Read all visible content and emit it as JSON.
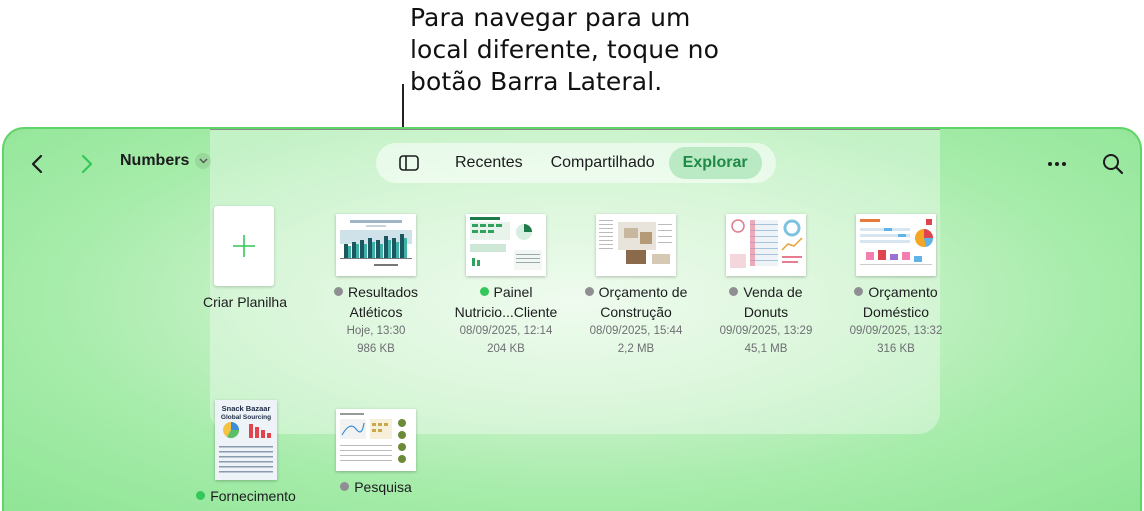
{
  "callout": {
    "text": "Para navegar para um local diferente, toque no botão Barra Lateral."
  },
  "toolbar": {
    "breadcrumb": "Numbers",
    "tabs": [
      {
        "label": "Recentes",
        "active": false
      },
      {
        "label": "Compartilhado",
        "active": false
      },
      {
        "label": "Explorar",
        "active": true
      }
    ]
  },
  "create": {
    "label": "Criar Planilha"
  },
  "documents": [
    {
      "name_line1": "Resultados",
      "name_line2": "Atléticos",
      "date": "Hoje, 13:30",
      "size": "986 KB",
      "status": "gray"
    },
    {
      "name_line1": "Painel",
      "name_line2": "Nutricio...Cliente",
      "date": "08/09/2025, 12:14",
      "size": "204 KB",
      "status": "green"
    },
    {
      "name_line1": "Orçamento de",
      "name_line2": "Construção",
      "date": "08/09/2025, 15:44",
      "size": "2,2 MB",
      "status": "gray"
    },
    {
      "name_line1": "Venda de",
      "name_line2": "Donuts",
      "date": "09/09/2025, 13:29",
      "size": "45,1 MB",
      "status": "gray"
    },
    {
      "name_line1": "Orçamento",
      "name_line2": "Doméstico",
      "date": "09/09/2025, 13:32",
      "size": "316 KB",
      "status": "gray"
    },
    {
      "name_line1": "Fornecimento",
      "name_line2": "",
      "date": "",
      "size": "",
      "status": "green",
      "thumb_title": "Snack Bazaar",
      "thumb_subtitle": "Global Sourcing"
    },
    {
      "name_line1": "Pesquisa",
      "name_line2": "",
      "date": "",
      "size": "",
      "status": "gray"
    }
  ],
  "colors": {
    "accent": "#34c759",
    "window_border": "#5fd469",
    "active_tab_text": "#1f8a47"
  }
}
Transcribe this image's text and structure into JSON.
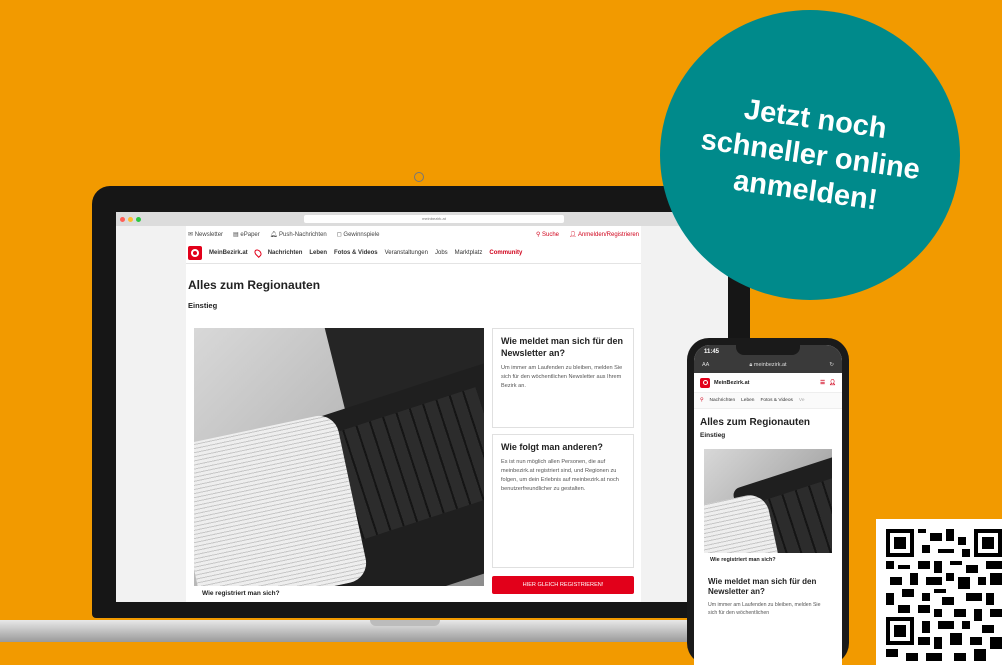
{
  "colors": {
    "background": "#f29a00",
    "badge": "#008a8b",
    "brand_red": "#e2001a"
  },
  "badge": {
    "line1": "Jetzt noch",
    "line2": "schneller online",
    "line3": "anmelden!"
  },
  "browser": {
    "url": "meinbezirk.at"
  },
  "site": {
    "topbar": {
      "newsletter": "Newsletter",
      "epaper": "ePaper",
      "push": "Push-Nachrichten",
      "gewinnspiele": "Gewinnspiele",
      "suche": "Suche",
      "anmelden": "Anmelden/Registrieren"
    },
    "logo": "MeinBezirk.at",
    "nav": [
      "Nachrichten",
      "Leben",
      "Fotos & Videos",
      "Veranstaltungen",
      "Jobs",
      "Marktplatz",
      "Community"
    ],
    "title": "Alles zum Regionauten",
    "subtitle": "Einstieg",
    "photo_caption": "Wie registriert man sich?",
    "card1": {
      "heading": "Wie meldet man sich für den Newsletter an?",
      "text": "Um immer am Laufenden zu bleiben, melden Sie sich für den wöchentlichen Newsletter aus Ihrem Bezirk an."
    },
    "card2": {
      "heading": "Wie folgt man anderen?",
      "text": "Es ist nun möglich allen Personen, die auf meinbezirk.at registriert sind, und Regionen zu folgen, um dein Erlebnis auf meinbezirk.at noch benutzerfreundlicher zu gestalten."
    },
    "register_button": "HIER GLEICH REGISTRIEREN!"
  },
  "phone": {
    "time": "11:45",
    "aa": "AA",
    "url": "meinbezirk.at",
    "logo": "MeinBezirk.at",
    "nav": [
      "Nachrichten",
      "Leben",
      "Fotos & Videos",
      "Ve"
    ],
    "title": "Alles zum Regionauten",
    "subtitle": "Einstieg",
    "photo_caption": "Wie registriert man sich?",
    "card_heading": "Wie meldet man sich für den Newsletter an?",
    "card_text": "Um immer am Laufenden zu bleiben, melden Sie sich für den wöchentlichen"
  }
}
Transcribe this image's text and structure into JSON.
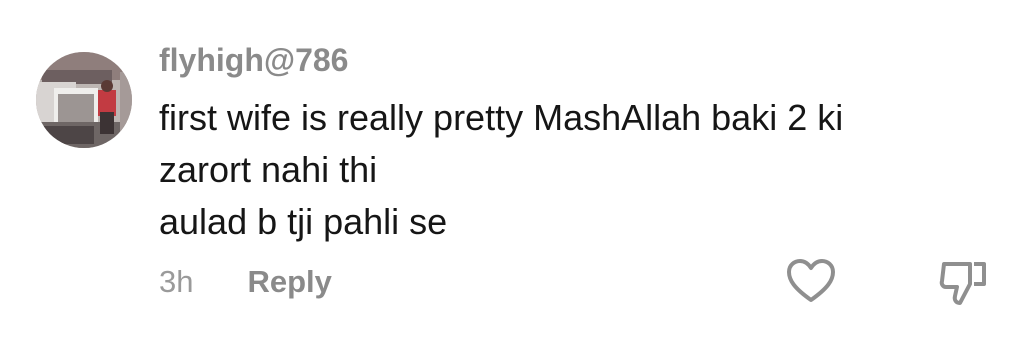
{
  "comment": {
    "username": "flyhigh@786",
    "text_lines": [
      "first wife is really pretty MashAllah baki 2 ki",
      "zarort nahi thi",
      "aulad b tji pahli se"
    ],
    "time": "3h",
    "reply_label": "Reply",
    "like_icon": "heart-outline",
    "dislike_icon": "thumbs-down-outline"
  }
}
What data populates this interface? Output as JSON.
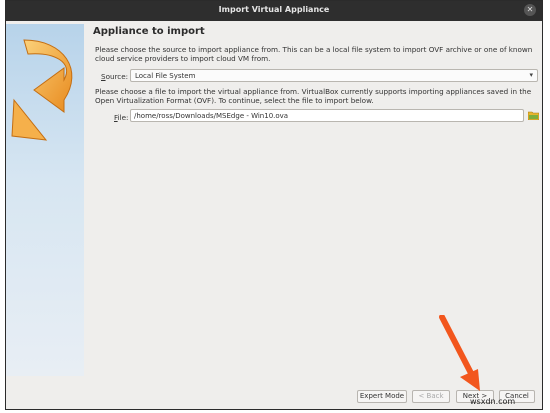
{
  "window": {
    "title": "Import Virtual Appliance",
    "close_icon": "close-icon"
  },
  "heading": "Appliance to import",
  "description_source": "Please choose the source to import appliance from. This can be a local file system to import OVF archive or one of known cloud service providers to import cloud VM from.",
  "source": {
    "label_key": "S",
    "label_rest": "ource:",
    "value": "Local File System"
  },
  "description_file": "Please choose a file to import the virtual appliance from. VirtualBox currently supports importing appliances saved in the Open Virtualization Format (OVF). To continue, select the file to import below.",
  "file": {
    "label_key": "F",
    "label_rest": "ile:",
    "value": "/home/ross/Downloads/MSEdge - Win10.ova"
  },
  "buttons": {
    "expert": "Expert Mode",
    "back": "< Back",
    "next": "Next >",
    "cancel": "Cancel"
  },
  "watermark": "wsxdn.com",
  "colors": {
    "annotation_arrow": "#f2561d",
    "banner_icon": "#f3a238"
  }
}
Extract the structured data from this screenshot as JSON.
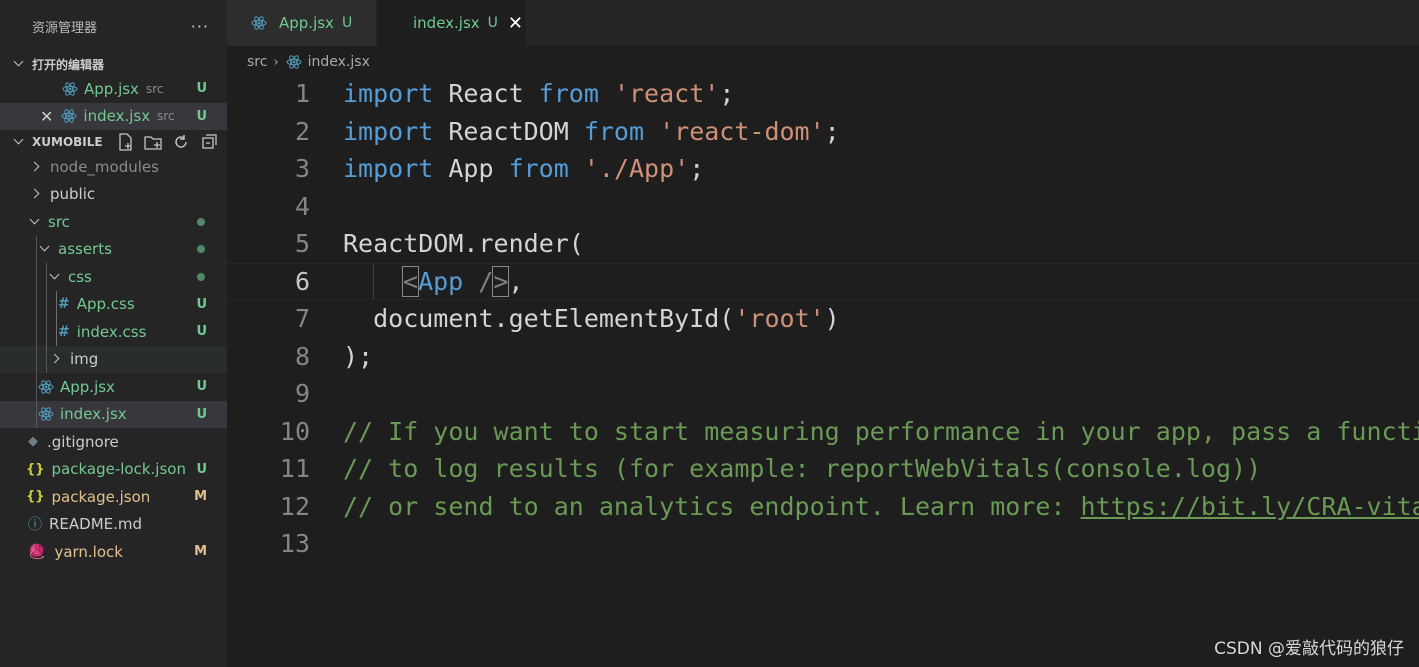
{
  "explorer": {
    "title": "资源管理器",
    "more": "···",
    "open_editors": {
      "label": "打开的编辑器",
      "items": [
        {
          "name": "App.jsx",
          "desc": "src",
          "badge": "U"
        },
        {
          "name": "index.jsx",
          "desc": "src",
          "badge": "U"
        }
      ]
    },
    "project": {
      "label": "XUMOBILE",
      "tree": [
        {
          "name": "node_modules"
        },
        {
          "name": "public"
        },
        {
          "name": "src"
        },
        {
          "name": "asserts"
        },
        {
          "name": "css"
        },
        {
          "name": "App.css",
          "badge": "U"
        },
        {
          "name": "index.css",
          "badge": "U"
        },
        {
          "name": "img"
        },
        {
          "name": "App.jsx",
          "badge": "U"
        },
        {
          "name": "index.jsx",
          "badge": "U"
        },
        {
          "name": ".gitignore"
        },
        {
          "name": "package-lock.json",
          "badge": "U"
        },
        {
          "name": "package.json",
          "badge": "M"
        },
        {
          "name": "README.md"
        },
        {
          "name": "yarn.lock",
          "badge": "M"
        }
      ]
    }
  },
  "tabs": [
    {
      "label": "App.jsx",
      "badge": "U"
    },
    {
      "label": "index.jsx",
      "badge": "U",
      "close": "✕"
    }
  ],
  "breadcrumb": {
    "folder": "src",
    "file": "index.jsx"
  },
  "code": {
    "line_numbers": [
      "1",
      "2",
      "3",
      "4",
      "5",
      "6",
      "7",
      "8",
      "9",
      "10",
      "11",
      "12",
      "13"
    ],
    "l1": {
      "kw1": "import",
      "id": " React ",
      "kw2": "from",
      "str": " 'react'",
      "end": ";"
    },
    "l2": {
      "kw1": "import",
      "id": " ReactDOM ",
      "kw2": "from",
      "str": " 'react-dom'",
      "end": ";"
    },
    "l3": {
      "kw1": "import",
      "id": " App ",
      "kw2": "from",
      "str": " './App'",
      "end": ";"
    },
    "l5": {
      "obj": "ReactDOM",
      "dot": ".",
      "fn": "render",
      "paren": "("
    },
    "l6": {
      "lt": "<",
      "tag": "App",
      "slash": " /",
      "gt": ">",
      "comma": ","
    },
    "l7": {
      "obj": "  document",
      "dot": ".",
      "fn": "getElementById",
      "open": "(",
      "str": "'root'",
      "close": ")"
    },
    "l8": {
      "text": ");"
    },
    "l10": {
      "text": "// If you want to start measuring performance in your app, pass a functi"
    },
    "l11": {
      "text": "// to log results (for example: reportWebVitals(console.log))"
    },
    "l12": {
      "text": "// or send to an analytics endpoint. Learn more: ",
      "link": "https://bit.ly/CRA-vita"
    }
  },
  "watermark": "CSDN @爱敲代码的狼仔",
  "colors": {
    "keyword": "#569cd6",
    "string": "#ce9178",
    "function": "#dcdcaa",
    "comment": "#6a9955",
    "untracked": "#73c991",
    "modified": "#e2c08d"
  }
}
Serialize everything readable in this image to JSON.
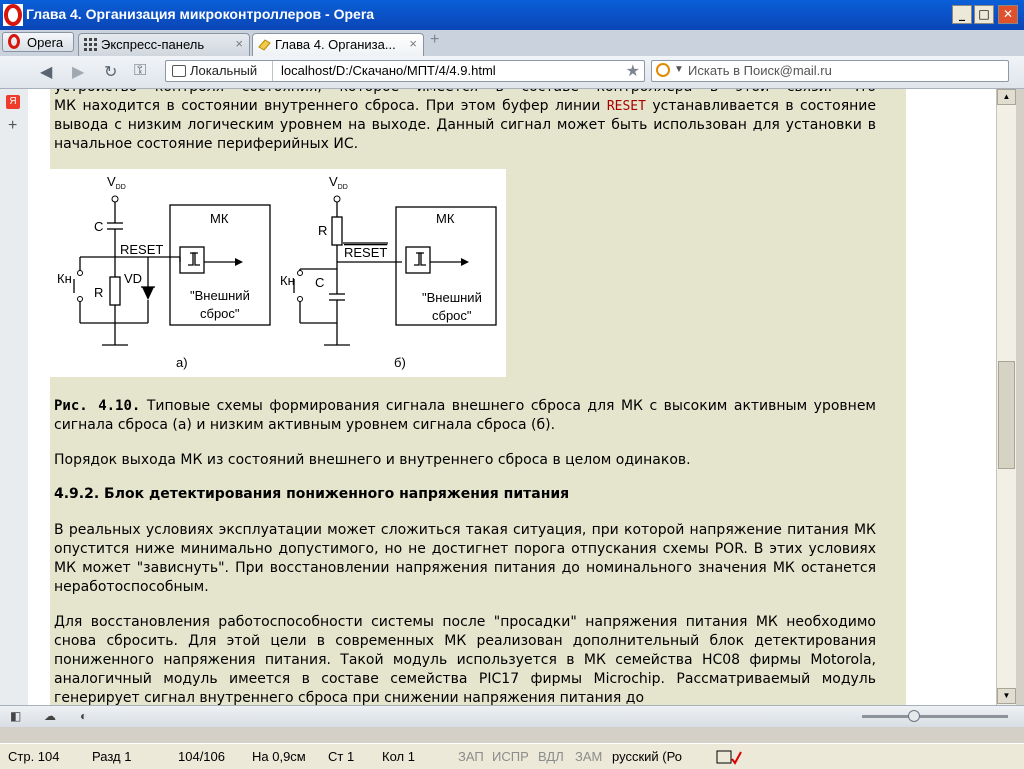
{
  "window": {
    "title": "Глава 4. Организация микроконтроллеров - Opera",
    "minimize": "_",
    "maximize": "□",
    "close": "✕"
  },
  "tabs": {
    "menu_label": "Opera",
    "items": [
      {
        "label": "Экспресс-панель",
        "close": "×"
      },
      {
        "label": "Глава 4. Организа...",
        "close": "×"
      }
    ],
    "new_tab": "+"
  },
  "toolbar": {
    "back": "◀",
    "forward": "▶",
    "reload": "↻",
    "key": "⚿",
    "site_label": "Локальный",
    "url": "localhost/D:/Скачано/МПТ/4/4.9.html",
    "bookmark": "★",
    "search_placeholder": "Искать в Поиск@mail.ru",
    "search_dropdown": "▼"
  },
  "sidebar": {
    "yandex": "Я",
    "add": "+"
  },
  "content": {
    "para_top_line0": "устройство контроля состояния, которое имеется в составе контроллера в этой связи. Что",
    "para_top_a": "МК находится в состоянии внутреннего сброса. При этом буфер линии ",
    "para_top_reset": "RESET",
    "para_top_b": " устанавливается в состояние вывода с низким логическим уровнем на выходе. Данный сигнал может быть использован для установки в начальное состояние периферийных ИС.",
    "figure": {
      "vdd": "V",
      "vdd_sub": "DD",
      "mk": "МК",
      "c": "C",
      "r": "R",
      "vd": "VD",
      "kn": "Кн",
      "reset": "RESET",
      "ext1": "\"Внешний",
      "ext2": "сброс\"",
      "label_a": "а)",
      "label_b": "б)"
    },
    "caption_num": "Рис. 4.10.",
    "caption_text": " Типовые схемы формирования сигнала внешнего сброса для МК с высоким активным уровнем сигнала сброса (а) и низким активным уровнем сигнала сброса (б).",
    "para_exit": "Порядок выхода МК из состояний внешнего и внутреннего сброса в целом одинаков.",
    "heading": "4.9.2. Блок детектирования пониженного напряжения питания",
    "para_real": "В реальных условиях эксплуатации может сложиться такая ситуация, при которой напряжение питания МК опустится ниже минимально допустимого, но не достигнет порога отпускания схемы POR. В этих условиях МК может \"зависнуть\". При восстановлении напряжения питания до номинального значения МК останется неработоспособным.",
    "para_restore": "Для восстановления работоспособности системы после \"просадки\" напряжения питания МК необходимо снова сбросить. Для этой цели в современных МК реализован дополнительный блок детектирования пониженного напряжения питания. Такой модуль используется в МК семейства HC08 фирмы Motorola, аналогичный модуль имеется в составе семейства PIC17 фирмы Microchip. Рассматриваемый модуль генерирует сигнал внутреннего сброса при снижении напряжения питания до"
  },
  "scrollbar": {
    "up": "▲",
    "down": "▼"
  },
  "statusbar": {
    "panel_icon": "◧",
    "cloud_icon": "☁",
    "speed_icon": "◐"
  },
  "word_status": {
    "page": "Стр. 104",
    "section": "Разд 1",
    "pages": "104/106",
    "at": "На 0,9см",
    "line": "Ст 1",
    "col": "Кол 1",
    "rec": "ЗАП",
    "trk": "ИСПР",
    "ext": "ВДЛ",
    "ovr": "ЗАМ",
    "lang": "русский (Ро"
  },
  "colors": {
    "title_bar": "#0b4fc4",
    "page_bg": "#e5e5ce",
    "reset_text": "#a80000",
    "opera_red": "#d8150d"
  }
}
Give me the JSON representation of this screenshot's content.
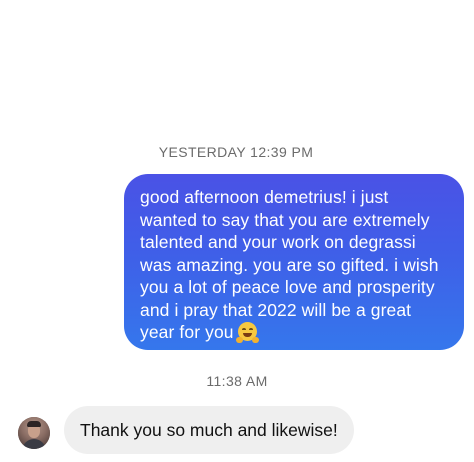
{
  "thread": {
    "messages": [
      {
        "id": "m1",
        "timestamp": "YESTERDAY 12:39 PM",
        "direction": "outgoing",
        "text_lines": [
          "good afternoon demetrius! i just",
          "wanted to say that you are extremely",
          "talented and your work on degrassi",
          "was amazing. you are so gifted. i wish",
          "you a lot of peace love and prosperity",
          "and i pray that 2022 will be a great",
          "year for you"
        ],
        "emoji": "hugging-face-icon"
      },
      {
        "id": "m2",
        "timestamp": "11:38 AM",
        "direction": "incoming",
        "text": "Thank you so much and likewise!"
      }
    ]
  },
  "colors": {
    "outgoing_bubble_top": "#4a52e6",
    "outgoing_bubble_bottom": "#3577ec",
    "incoming_bubble": "#efefef",
    "timestamp_text": "#6b6b6b"
  }
}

• Short problem
Pull out every line of the entries that includes the word "date".

• Response to this task
      "date": "Hoje, 13:30",
      "date": "08/09/2025, 12:14",
      "date": "08/09/2025, 15:44",
      "date": "09/09/2025, 13:29",
      "date": "09/09/2025, 13:32",
      "date": "",
      "date": "",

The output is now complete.